==== Supplied records

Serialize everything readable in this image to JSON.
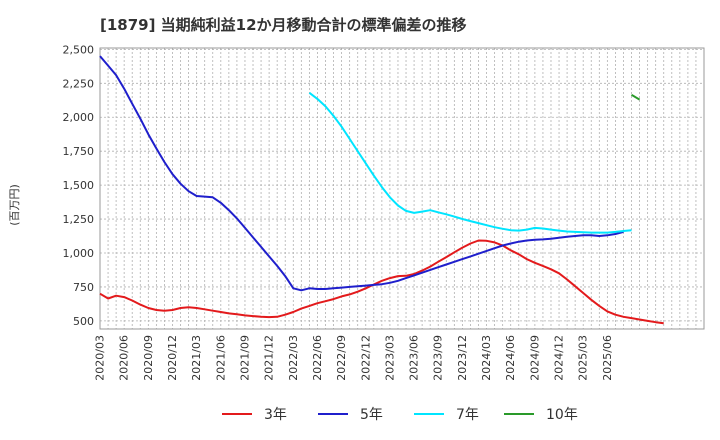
{
  "chart_data": {
    "type": "line",
    "title": "[1879]  当期純利益12か月移動合計の標準偏差の推移",
    "ylabel": "(百万円)",
    "xlabel": "",
    "ylim": [
      440,
      2510
    ],
    "yticks": [
      500,
      750,
      1000,
      1250,
      1500,
      1750,
      2000,
      2250,
      2500
    ],
    "ytick_labels": [
      "500",
      "750",
      "1,000",
      "1,250",
      "1,500",
      "1,750",
      "2,000",
      "2,250",
      "2,500"
    ],
    "x_start": "2020/03",
    "x_months": 75,
    "xtick_labels": [
      "2020/03",
      "2020/06",
      "2020/09",
      "2020/12",
      "2021/03",
      "2021/06",
      "2021/09",
      "2021/12",
      "2022/03",
      "2022/06",
      "2022/09",
      "2022/12",
      "2023/03",
      "2023/06",
      "2023/09",
      "2023/12",
      "2024/03",
      "2024/06",
      "2024/09",
      "2024/12",
      "2025/03",
      "2025/06"
    ],
    "grid": true,
    "legend_position": "bottom",
    "series": [
      {
        "name": "3年",
        "color": "#e31a1c",
        "start_index": 0,
        "values": [
          700,
          665,
          685,
          675,
          650,
          620,
          595,
          580,
          575,
          580,
          595,
          600,
          595,
          585,
          575,
          565,
          555,
          548,
          540,
          535,
          530,
          528,
          530,
          545,
          565,
          590,
          610,
          630,
          645,
          660,
          680,
          695,
          715,
          740,
          768,
          795,
          815,
          830,
          832,
          845,
          870,
          900,
          935,
          970,
          1005,
          1040,
          1070,
          1092,
          1090,
          1078,
          1055,
          1020,
          990,
          955,
          928,
          905,
          880,
          850,
          805,
          755,
          705,
          655,
          610,
          570,
          545,
          530,
          520,
          510,
          500,
          490,
          482
        ]
      },
      {
        "name": "5年",
        "color": "#1f1fcc",
        "start_index": 0,
        "values": [
          2450,
          2380,
          2310,
          2210,
          2100,
          1990,
          1875,
          1770,
          1670,
          1580,
          1510,
          1455,
          1420,
          1415,
          1410,
          1370,
          1315,
          1255,
          1185,
          1115,
          1045,
          975,
          905,
          830,
          740,
          725,
          740,
          735,
          735,
          740,
          745,
          750,
          755,
          760,
          765,
          770,
          780,
          795,
          815,
          835,
          855,
          875,
          895,
          915,
          935,
          955,
          975,
          995,
          1015,
          1035,
          1055,
          1070,
          1083,
          1092,
          1097,
          1100,
          1105,
          1112,
          1120,
          1125,
          1130,
          1130,
          1125,
          1130,
          1140,
          1155
        ]
      },
      {
        "name": "7年",
        "color": "#00e5ff",
        "start_index": 26,
        "values": [
          2180,
          2135,
          2080,
          2010,
          1930,
          1840,
          1750,
          1660,
          1570,
          1485,
          1410,
          1350,
          1310,
          1295,
          1305,
          1315,
          1300,
          1285,
          1268,
          1250,
          1235,
          1220,
          1205,
          1190,
          1178,
          1168,
          1165,
          1172,
          1185,
          1180,
          1172,
          1165,
          1158,
          1155,
          1152,
          1150,
          1150,
          1150,
          1155,
          1162,
          1168
        ]
      },
      {
        "name": "10年",
        "color": "#2a9a2a",
        "start_index": 66,
        "values": [
          2165,
          2130
        ]
      }
    ]
  }
}
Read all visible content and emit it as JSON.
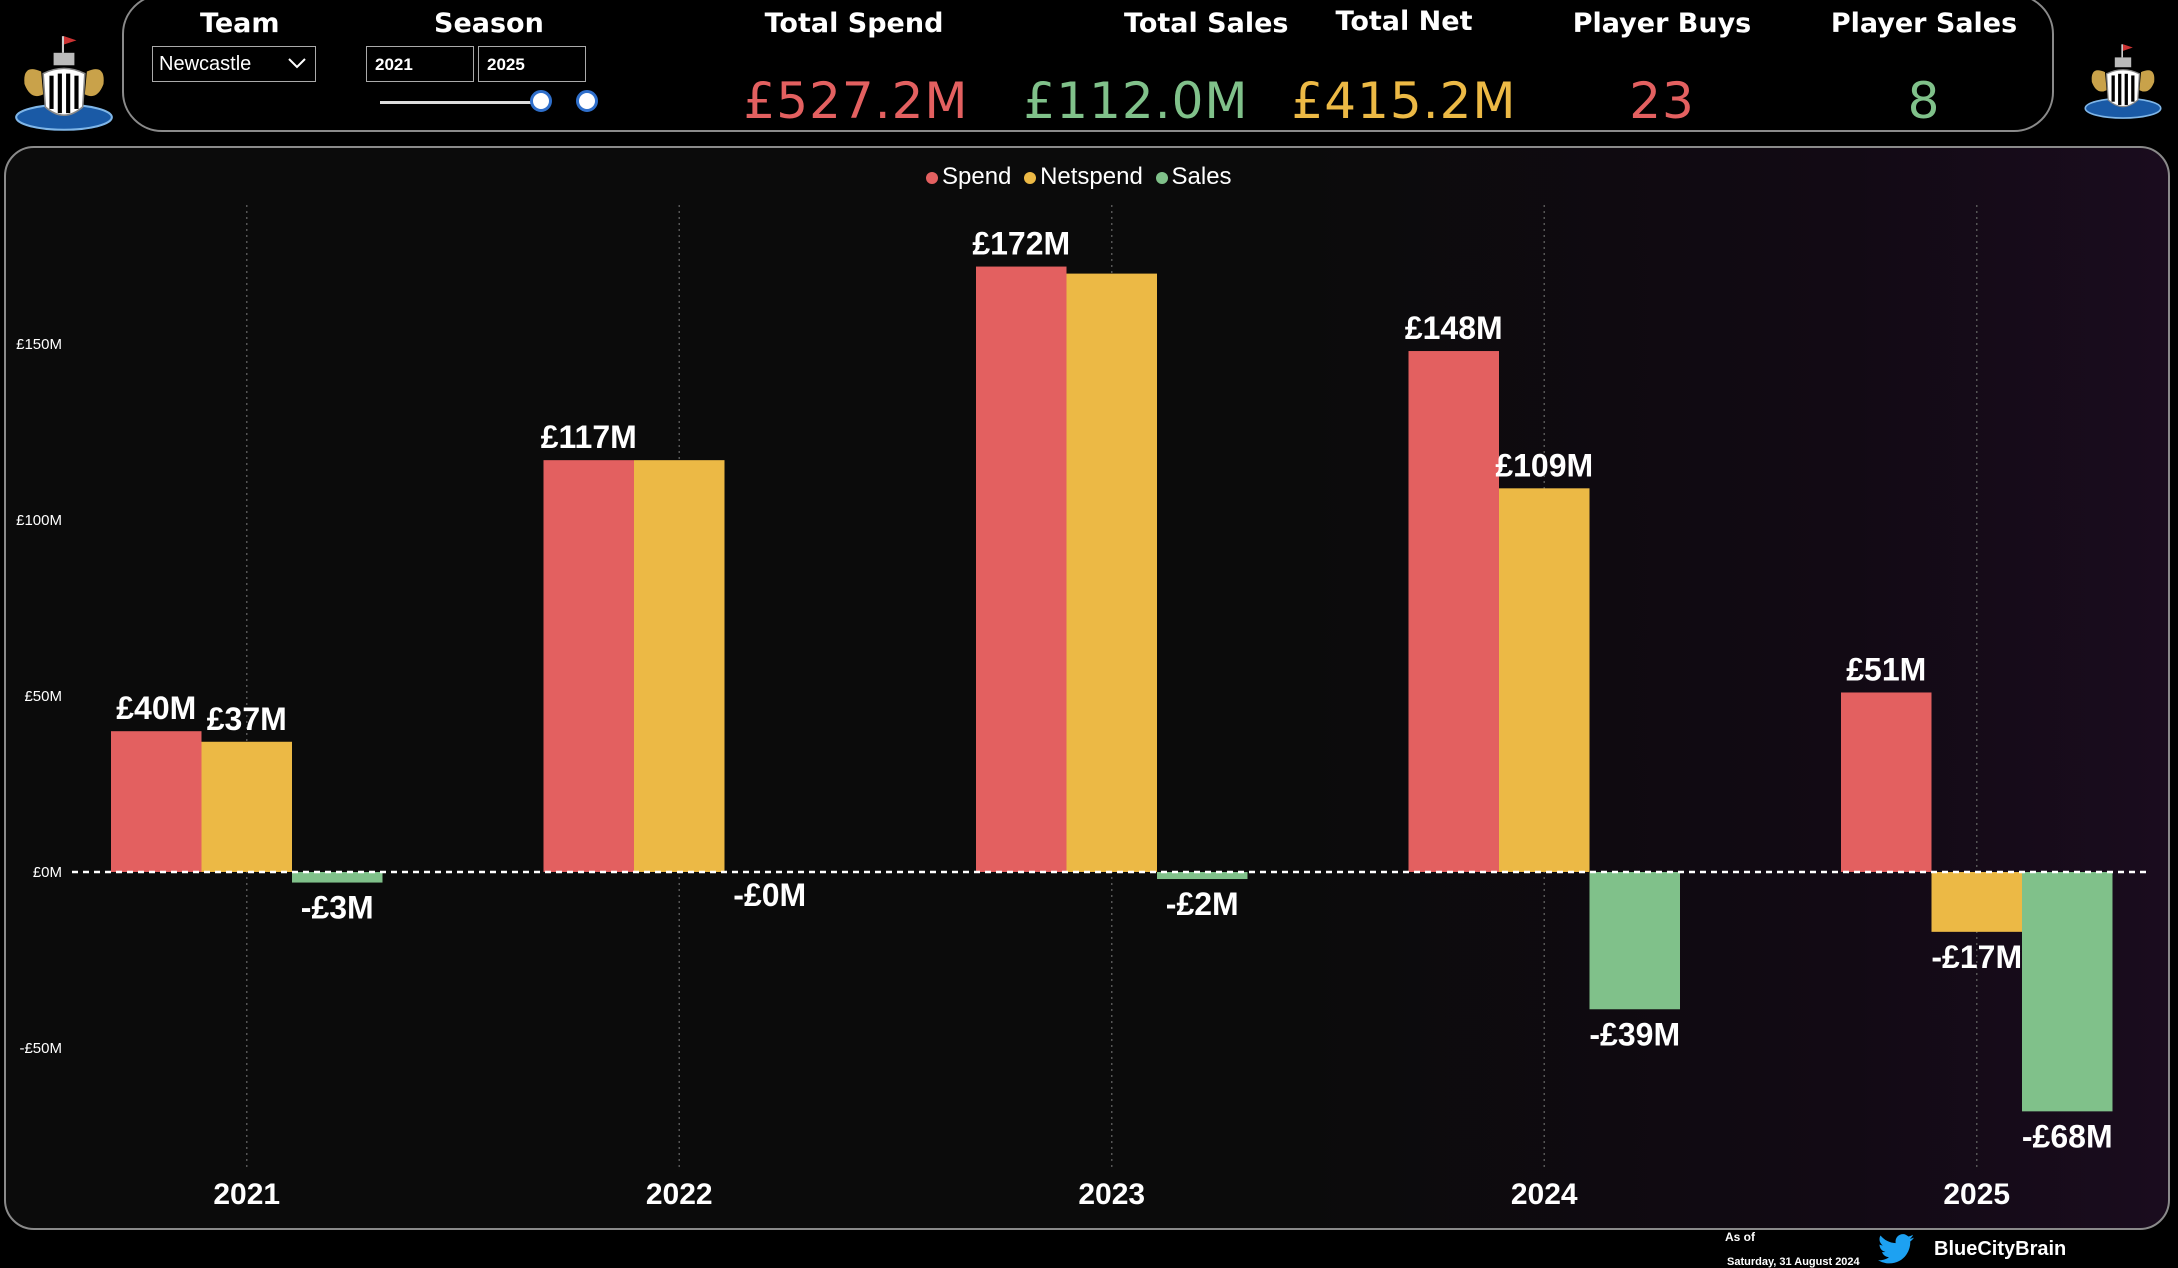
{
  "header": {
    "team_label": "Team",
    "season_label": "Season",
    "team_value": "Newcastle",
    "season_from": "2021",
    "season_to": "2025",
    "kpis": [
      {
        "label": "Total Spend",
        "value": "£527.2M",
        "color": "#e36060"
      },
      {
        "label": "Total Sales",
        "value": "£112.0M",
        "color": "#80c18a"
      },
      {
        "label": "Total Net",
        "value": "£415.2M",
        "color": "#ecb945"
      },
      {
        "label": "Player Buys",
        "value": "23",
        "color": "#e36060"
      },
      {
        "label": "Player Sales",
        "value": "8",
        "color": "#80c18a"
      }
    ]
  },
  "colors": {
    "spend": "#e36060",
    "netspend": "#ecb945",
    "sales": "#80c18a",
    "accent_knob": "#2f6fcb",
    "twitter": "#1da1f2"
  },
  "icons": {
    "team_logo": "newcastle-crest",
    "dropdown": "chevron-down-icon",
    "social": "twitter-bird-icon"
  },
  "chart_data": {
    "type": "bar",
    "categories": [
      "2021",
      "2022",
      "2023",
      "2024",
      "2025"
    ],
    "series": [
      {
        "name": "Spend",
        "values": [
          40,
          117,
          172,
          148,
          51
        ],
        "labels": [
          "£40M",
          "£117M",
          "£172M",
          "£148M",
          "£51M"
        ]
      },
      {
        "name": "Netspend",
        "values": [
          37,
          117,
          170,
          109,
          -17
        ],
        "labels": [
          "£37M",
          "",
          "",
          "£109M",
          "-£17M"
        ]
      },
      {
        "name": "Sales",
        "values": [
          -3,
          -0.2,
          -2,
          -39,
          -68
        ],
        "labels": [
          "-£3M",
          "-£0M",
          "-£2M",
          "-£39M",
          "-£68M"
        ]
      }
    ],
    "ylim": [
      -80,
      190
    ],
    "yticks": [
      -50,
      0,
      50,
      100,
      150
    ],
    "ytick_labels": [
      "-£50M",
      "£0M",
      "£50M",
      "£100M",
      "£150M"
    ],
    "legend_position": "top-center",
    "grid": "vertical dotted per category"
  },
  "footer": {
    "as_of_label": "As of",
    "as_of_date": "Saturday, 31 August 2024",
    "handle": "BlueCityBrain"
  }
}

========

■ **Brief**
Without the pictures, write out the whole listing above exactly as it appears.

■ **Task result**
Serialize everything readable in this image to JSON.
{
  "chart_data": {
    "type": "line",
    "title": "[1879]  当期純利益12か月移動合計の標準偏差の推移",
    "ylabel": "(百万円)",
    "xlabel": "",
    "ylim": [
      440,
      2510
    ],
    "yticks": [
      500,
      750,
      1000,
      1250,
      1500,
      1750,
      2000,
      2250,
      2500
    ],
    "ytick_labels": [
      "500",
      "750",
      "1,000",
      "1,250",
      "1,500",
      "1,750",
      "2,000",
      "2,250",
      "2,500"
    ],
    "x_start": "2020/03",
    "x_months": 75,
    "xtick_labels": [
      "2020/03",
      "2020/06",
      "2020/09",
      "2020/12",
      "2021/03",
      "2021/06",
      "2021/09",
      "2021/12",
      "2022/03",
      "2022/06",
      "2022/09",
      "2022/12",
      "2023/03",
      "2023/06",
      "2023/09",
      "2023/12",
      "2024/03",
      "2024/06",
      "2024/09",
      "2024/12",
      "2025/03",
      "2025/06"
    ],
    "grid": true,
    "legend_position": "bottom",
    "series": [
      {
        "name": "3年",
        "color": "#e31a1c",
        "start_index": 0,
        "values": [
          700,
          665,
          685,
          675,
          650,
          620,
          595,
          580,
          575,
          580,
          595,
          600,
          595,
          585,
          575,
          565,
          555,
          548,
          540,
          535,
          530,
          528,
          530,
          545,
          565,
          590,
          610,
          630,
          645,
          660,
          680,
          695,
          715,
          740,
          768,
          795,
          815,
          830,
          832,
          845,
          870,
          900,
          935,
          970,
          1005,
          1040,
          1070,
          1092,
          1090,
          1078,
          1055,
          1020,
          990,
          955,
          928,
          905,
          880,
          850,
          805,
          755,
          705,
          655,
          610,
          570,
          545,
          530,
          520,
          510,
          500,
          490,
          482
        ]
      },
      {
        "name": "5年",
        "color": "#1f1fcc",
        "start_index": 0,
        "values": [
          2450,
          2380,
          2310,
          2210,
          2100,
          1990,
          1875,
          1770,
          1670,
          1580,
          1510,
          1455,
          1420,
          1415,
          1410,
          1370,
          1315,
          1255,
          1185,
          1115,
          1045,
          975,
          905,
          830,
          740,
          725,
          740,
          735,
          735,
          740,
          745,
          750,
          755,
          760,
          765,
          770,
          780,
          795,
          815,
          835,
          855,
          875,
          895,
          915,
          935,
          955,
          975,
          995,
          1015,
          1035,
          1055,
          1070,
          1083,
          1092,
          1097,
          1100,
          1105,
          1112,
          1120,
          1125,
          1130,
          1130,
          1125,
          1130,
          1140,
          1155
        ]
      },
      {
        "name": "7年",
        "color": "#00e5ff",
        "start_index": 26,
        "values": [
          2180,
          2135,
          2080,
          2010,
          1930,
          1840,
          1750,
          1660,
          1570,
          1485,
          1410,
          1350,
          1310,
          1295,
          1305,
          1315,
          1300,
          1285,
          1268,
          1250,
          1235,
          1220,
          1205,
          1190,
          1178,
          1168,
          1165,
          1172,
          1185,
          1180,
          1172,
          1165,
          1158,
          1155,
          1152,
          1150,
          1150,
          1150,
          1155,
          1162,
          1168
        ]
      },
      {
        "name": "10年",
        "color": "#2a9a2a",
        "start_index": 66,
        "values": [
          2165,
          2130
        ]
      }
    ]
  }
}
Read all visible content and emit it as JSON.
{
  "header": {
    "team_label": "Team",
    "season_label": "Season",
    "team_value": "Newcastle",
    "season_from": "2021",
    "season_to": "2025",
    "kpis": [
      {
        "label": "Total Spend",
        "value": "£527.2M",
        "color": "#e36060"
      },
      {
        "label": "Total Sales",
        "value": "£112.0M",
        "color": "#80c18a"
      },
      {
        "label": "Total Net",
        "value": "£415.2M",
        "color": "#ecb945"
      },
      {
        "label": "Player Buys",
        "value": "23",
        "color": "#e36060"
      },
      {
        "label": "Player Sales",
        "value": "8",
        "color": "#80c18a"
      }
    ]
  },
  "colors": {
    "spend": "#e36060",
    "netspend": "#ecb945",
    "sales": "#80c18a",
    "accent_knob": "#2f6fcb",
    "twitter": "#1da1f2"
  },
  "icons": {
    "team_logo": "newcastle-crest",
    "dropdown": "chevron-down-icon",
    "social": "twitter-bird-icon"
  },
  "chart_data": {
    "type": "bar",
    "categories": [
      "2021",
      "2022",
      "2023",
      "2024",
      "2025"
    ],
    "series": [
      {
        "name": "Spend",
        "values": [
          40,
          117,
          172,
          148,
          51
        ],
        "labels": [
          "£40M",
          "£117M",
          "£172M",
          "£148M",
          "£51M"
        ]
      },
      {
        "name": "Netspend",
        "values": [
          37,
          117,
          170,
          109,
          -17
        ],
        "labels": [
          "£37M",
          "",
          "",
          "£109M",
          "-£17M"
        ]
      },
      {
        "name": "Sales",
        "values": [
          -3,
          -0.2,
          -2,
          -39,
          -68
        ],
        "labels": [
          "-£3M",
          "-£0M",
          "-£2M",
          "-£39M",
          "-£68M"
        ]
      }
    ],
    "ylim": [
      -80,
      190
    ],
    "yticks": [
      -50,
      0,
      50,
      100,
      150
    ],
    "ytick_labels": [
      "-£50M",
      "£0M",
      "£50M",
      "£100M",
      "£150M"
    ],
    "legend_position": "top-center",
    "grid": "vertical dotted per category"
  },
  "footer": {
    "as_of_label": "As of",
    "as_of_date": "Saturday, 31 August 2024",
    "handle": "BlueCityBrain"
  }
}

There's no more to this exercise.